Stored data:
────

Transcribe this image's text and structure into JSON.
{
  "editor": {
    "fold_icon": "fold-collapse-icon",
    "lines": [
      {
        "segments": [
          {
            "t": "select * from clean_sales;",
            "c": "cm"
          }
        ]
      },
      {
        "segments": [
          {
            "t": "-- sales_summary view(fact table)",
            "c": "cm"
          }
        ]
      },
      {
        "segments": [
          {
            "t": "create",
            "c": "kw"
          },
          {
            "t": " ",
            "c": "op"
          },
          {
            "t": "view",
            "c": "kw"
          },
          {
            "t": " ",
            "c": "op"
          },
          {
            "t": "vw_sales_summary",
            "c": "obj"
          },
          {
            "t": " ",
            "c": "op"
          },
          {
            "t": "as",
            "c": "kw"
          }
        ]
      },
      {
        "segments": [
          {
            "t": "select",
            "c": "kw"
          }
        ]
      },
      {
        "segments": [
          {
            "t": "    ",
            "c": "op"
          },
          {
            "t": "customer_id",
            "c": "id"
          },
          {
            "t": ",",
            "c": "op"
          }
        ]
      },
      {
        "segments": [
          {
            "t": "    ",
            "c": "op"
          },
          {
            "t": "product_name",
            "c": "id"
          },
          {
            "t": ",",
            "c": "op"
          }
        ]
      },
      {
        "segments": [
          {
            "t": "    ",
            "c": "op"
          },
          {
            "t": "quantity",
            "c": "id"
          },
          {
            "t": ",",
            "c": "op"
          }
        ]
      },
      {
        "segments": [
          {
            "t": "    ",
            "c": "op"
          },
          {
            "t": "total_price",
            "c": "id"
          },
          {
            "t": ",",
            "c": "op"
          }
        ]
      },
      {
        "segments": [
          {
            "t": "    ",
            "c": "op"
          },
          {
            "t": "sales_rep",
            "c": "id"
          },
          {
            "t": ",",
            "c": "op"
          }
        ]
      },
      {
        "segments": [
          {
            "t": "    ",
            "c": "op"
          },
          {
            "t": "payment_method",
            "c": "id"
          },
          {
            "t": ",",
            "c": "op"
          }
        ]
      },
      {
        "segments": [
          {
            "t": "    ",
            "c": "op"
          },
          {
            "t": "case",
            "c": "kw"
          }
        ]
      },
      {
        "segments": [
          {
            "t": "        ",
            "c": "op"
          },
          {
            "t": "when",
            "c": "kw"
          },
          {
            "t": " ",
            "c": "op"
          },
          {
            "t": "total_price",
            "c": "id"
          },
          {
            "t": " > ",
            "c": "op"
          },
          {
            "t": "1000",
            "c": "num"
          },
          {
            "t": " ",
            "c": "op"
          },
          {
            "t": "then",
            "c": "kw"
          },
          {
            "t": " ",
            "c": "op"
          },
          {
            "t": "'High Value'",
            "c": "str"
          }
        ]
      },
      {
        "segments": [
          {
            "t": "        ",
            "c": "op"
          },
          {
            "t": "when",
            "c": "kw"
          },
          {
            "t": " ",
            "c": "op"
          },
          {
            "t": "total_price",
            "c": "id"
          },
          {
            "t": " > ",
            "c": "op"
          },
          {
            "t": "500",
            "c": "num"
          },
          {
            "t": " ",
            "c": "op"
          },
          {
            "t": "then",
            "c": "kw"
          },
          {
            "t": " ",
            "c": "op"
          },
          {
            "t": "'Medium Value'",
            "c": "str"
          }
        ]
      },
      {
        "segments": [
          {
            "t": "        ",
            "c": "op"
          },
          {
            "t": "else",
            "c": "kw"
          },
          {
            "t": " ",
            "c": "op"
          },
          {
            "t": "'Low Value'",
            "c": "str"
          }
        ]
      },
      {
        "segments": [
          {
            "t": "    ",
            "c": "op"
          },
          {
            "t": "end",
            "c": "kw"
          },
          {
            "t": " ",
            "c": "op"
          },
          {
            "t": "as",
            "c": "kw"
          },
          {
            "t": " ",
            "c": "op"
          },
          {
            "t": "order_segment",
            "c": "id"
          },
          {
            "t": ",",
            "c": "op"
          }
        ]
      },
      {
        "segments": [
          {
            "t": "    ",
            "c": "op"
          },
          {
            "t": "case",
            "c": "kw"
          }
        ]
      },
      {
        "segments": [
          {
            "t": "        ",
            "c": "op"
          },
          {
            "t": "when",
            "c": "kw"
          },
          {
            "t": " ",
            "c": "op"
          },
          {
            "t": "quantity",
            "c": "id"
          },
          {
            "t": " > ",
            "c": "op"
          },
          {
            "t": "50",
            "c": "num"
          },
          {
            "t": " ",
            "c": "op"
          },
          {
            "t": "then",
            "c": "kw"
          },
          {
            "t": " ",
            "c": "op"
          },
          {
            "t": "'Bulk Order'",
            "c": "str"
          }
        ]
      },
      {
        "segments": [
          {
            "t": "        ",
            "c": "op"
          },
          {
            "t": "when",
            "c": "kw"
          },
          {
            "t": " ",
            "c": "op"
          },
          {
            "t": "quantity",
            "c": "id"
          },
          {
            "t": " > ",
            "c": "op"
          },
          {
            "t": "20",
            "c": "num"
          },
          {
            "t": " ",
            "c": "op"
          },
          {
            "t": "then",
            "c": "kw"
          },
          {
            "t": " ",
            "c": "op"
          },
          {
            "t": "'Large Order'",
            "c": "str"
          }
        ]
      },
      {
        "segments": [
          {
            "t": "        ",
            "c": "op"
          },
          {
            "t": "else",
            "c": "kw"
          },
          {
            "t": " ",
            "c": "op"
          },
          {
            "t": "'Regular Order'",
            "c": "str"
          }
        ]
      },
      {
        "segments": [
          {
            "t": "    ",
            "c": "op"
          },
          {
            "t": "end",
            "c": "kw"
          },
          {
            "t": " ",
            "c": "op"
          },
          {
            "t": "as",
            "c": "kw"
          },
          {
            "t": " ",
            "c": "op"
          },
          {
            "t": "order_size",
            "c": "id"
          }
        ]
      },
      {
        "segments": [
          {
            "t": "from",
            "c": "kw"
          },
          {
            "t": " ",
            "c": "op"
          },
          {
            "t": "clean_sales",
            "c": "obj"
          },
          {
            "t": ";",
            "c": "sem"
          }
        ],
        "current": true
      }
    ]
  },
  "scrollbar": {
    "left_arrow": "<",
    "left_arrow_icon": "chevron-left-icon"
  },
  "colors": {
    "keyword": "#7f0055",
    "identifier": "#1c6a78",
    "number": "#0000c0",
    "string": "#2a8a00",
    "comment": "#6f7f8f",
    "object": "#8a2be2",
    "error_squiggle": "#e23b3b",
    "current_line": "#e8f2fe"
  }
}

────

Prompt: Restate the data above word for word, please.

Exercise result:
Transcribe this image's text and structure into JSON.
{
  "editor": {
    "fold_icon": "fold-collapse-icon",
    "lines": [
      {
        "segments": [
          {
            "t": "select * from clean_sales;",
            "c": "cm"
          }
        ]
      },
      {
        "segments": [
          {
            "t": "-- sales_summary view(fact table)",
            "c": "cm"
          }
        ]
      },
      {
        "segments": [
          {
            "t": "create",
            "c": "kw"
          },
          {
            "t": " ",
            "c": "op"
          },
          {
            "t": "view",
            "c": "kw"
          },
          {
            "t": " ",
            "c": "op"
          },
          {
            "t": "vw_sales_summary",
            "c": "obj"
          },
          {
            "t": " ",
            "c": "op"
          },
          {
            "t": "as",
            "c": "kw"
          }
        ]
      },
      {
        "segments": [
          {
            "t": "select",
            "c": "kw"
          }
        ]
      },
      {
        "segments": [
          {
            "t": "    ",
            "c": "op"
          },
          {
            "t": "customer_id",
            "c": "id"
          },
          {
            "t": ",",
            "c": "op"
          }
        ]
      },
      {
        "segments": [
          {
            "t": "    ",
            "c": "op"
          },
          {
            "t": "product_name",
            "c": "id"
          },
          {
            "t": ",",
            "c": "op"
          }
        ]
      },
      {
        "segments": [
          {
            "t": "    ",
            "c": "op"
          },
          {
            "t": "quantity",
            "c": "id"
          },
          {
            "t": ",",
            "c": "op"
          }
        ]
      },
      {
        "segments": [
          {
            "t": "    ",
            "c": "op"
          },
          {
            "t": "total_price",
            "c": "id"
          },
          {
            "t": ",",
            "c": "op"
          }
        ]
      },
      {
        "segments": [
          {
            "t": "    ",
            "c": "op"
          },
          {
            "t": "sales_rep",
            "c": "id"
          },
          {
            "t": ",",
            "c": "op"
          }
        ]
      },
      {
        "segments": [
          {
            "t": "    ",
            "c": "op"
          },
          {
            "t": "payment_method",
            "c": "id"
          },
          {
            "t": ",",
            "c": "op"
          }
        ]
      },
      {
        "segments": [
          {
            "t": "    ",
            "c": "op"
          },
          {
            "t": "case",
            "c": "kw"
          }
        ]
      },
      {
        "segments": [
          {
            "t": "        ",
            "c": "op"
          },
          {
            "t": "when",
            "c": "kw"
          },
          {
            "t": " ",
            "c": "op"
          },
          {
            "t": "total_price",
            "c": "id"
          },
          {
            "t": " > ",
            "c": "op"
          },
          {
            "t": "1000",
            "c": "num"
          },
          {
            "t": " ",
            "c": "op"
          },
          {
            "t": "then",
            "c": "kw"
          },
          {
            "t": " ",
            "c": "op"
          },
          {
            "t": "'High Value'",
            "c": "str"
          }
        ]
      },
      {
        "segments": [
          {
            "t": "        ",
            "c": "op"
          },
          {
            "t": "when",
            "c": "kw"
          },
          {
            "t": " ",
            "c": "op"
          },
          {
            "t": "total_price",
            "c": "id"
          },
          {
            "t": " > ",
            "c": "op"
          },
          {
            "t": "500",
            "c": "num"
          },
          {
            "t": " ",
            "c": "op"
          },
          {
            "t": "then",
            "c": "kw"
          },
          {
            "t": " ",
            "c": "op"
          },
          {
            "t": "'Medium Value'",
            "c": "str"
          }
        ]
      },
      {
        "segments": [
          {
            "t": "        ",
            "c": "op"
          },
          {
            "t": "else",
            "c": "kw"
          },
          {
            "t": " ",
            "c": "op"
          },
          {
            "t": "'Low Value'",
            "c": "str"
          }
        ]
      },
      {
        "segments": [
          {
            "t": "    ",
            "c": "op"
          },
          {
            "t": "end",
            "c": "kw"
          },
          {
            "t": " ",
            "c": "op"
          },
          {
            "t": "as",
            "c": "kw"
          },
          {
            "t": " ",
            "c": "op"
          },
          {
            "t": "order_segment",
            "c": "id"
          },
          {
            "t": ",",
            "c": "op"
          }
        ]
      },
      {
        "segments": [
          {
            "t": "    ",
            "c": "op"
          },
          {
            "t": "case",
            "c": "kw"
          }
        ]
      },
      {
        "segments": [
          {
            "t": "        ",
            "c": "op"
          },
          {
            "t": "when",
            "c": "kw"
          },
          {
            "t": " ",
            "c": "op"
          },
          {
            "t": "quantity",
            "c": "id"
          },
          {
            "t": " > ",
            "c": "op"
          },
          {
            "t": "50",
            "c": "num"
          },
          {
            "t": " ",
            "c": "op"
          },
          {
            "t": "then",
            "c": "kw"
          },
          {
            "t": " ",
            "c": "op"
          },
          {
            "t": "'Bulk Order'",
            "c": "str"
          }
        ]
      },
      {
        "segments": [
          {
            "t": "        ",
            "c": "op"
          },
          {
            "t": "when",
            "c": "kw"
          },
          {
            "t": " ",
            "c": "op"
          },
          {
            "t": "quantity",
            "c": "id"
          },
          {
            "t": " > ",
            "c": "op"
          },
          {
            "t": "20",
            "c": "num"
          },
          {
            "t": " ",
            "c": "op"
          },
          {
            "t": "then",
            "c": "kw"
          },
          {
            "t": " ",
            "c": "op"
          },
          {
            "t": "'Large Order'",
            "c": "str"
          }
        ]
      },
      {
        "segments": [
          {
            "t": "        ",
            "c": "op"
          },
          {
            "t": "else",
            "c": "kw"
          },
          {
            "t": " ",
            "c": "op"
          },
          {
            "t": "'Regular Order'",
            "c": "str"
          }
        ]
      },
      {
        "segments": [
          {
            "t": "    ",
            "c": "op"
          },
          {
            "t": "end",
            "c": "kw"
          },
          {
            "t": " ",
            "c": "op"
          },
          {
            "t": "as",
            "c": "kw"
          },
          {
            "t": " ",
            "c": "op"
          },
          {
            "t": "order_size",
            "c": "id"
          }
        ]
      },
      {
        "segments": [
          {
            "t": "from",
            "c": "kw"
          },
          {
            "t": " ",
            "c": "op"
          },
          {
            "t": "clean_sales",
            "c": "obj"
          },
          {
            "t": ";",
            "c": "sem"
          }
        ],
        "current": true
      }
    ]
  },
  "scrollbar": {
    "left_arrow": "<",
    "left_arrow_icon": "chevron-left-icon"
  },
  "colors": {
    "keyword": "#7f0055",
    "identifier": "#1c6a78",
    "number": "#0000c0",
    "string": "#2a8a00",
    "comment": "#6f7f8f",
    "object": "#8a2be2",
    "error_squiggle": "#e23b3b",
    "current_line": "#e8f2fe"
  }
}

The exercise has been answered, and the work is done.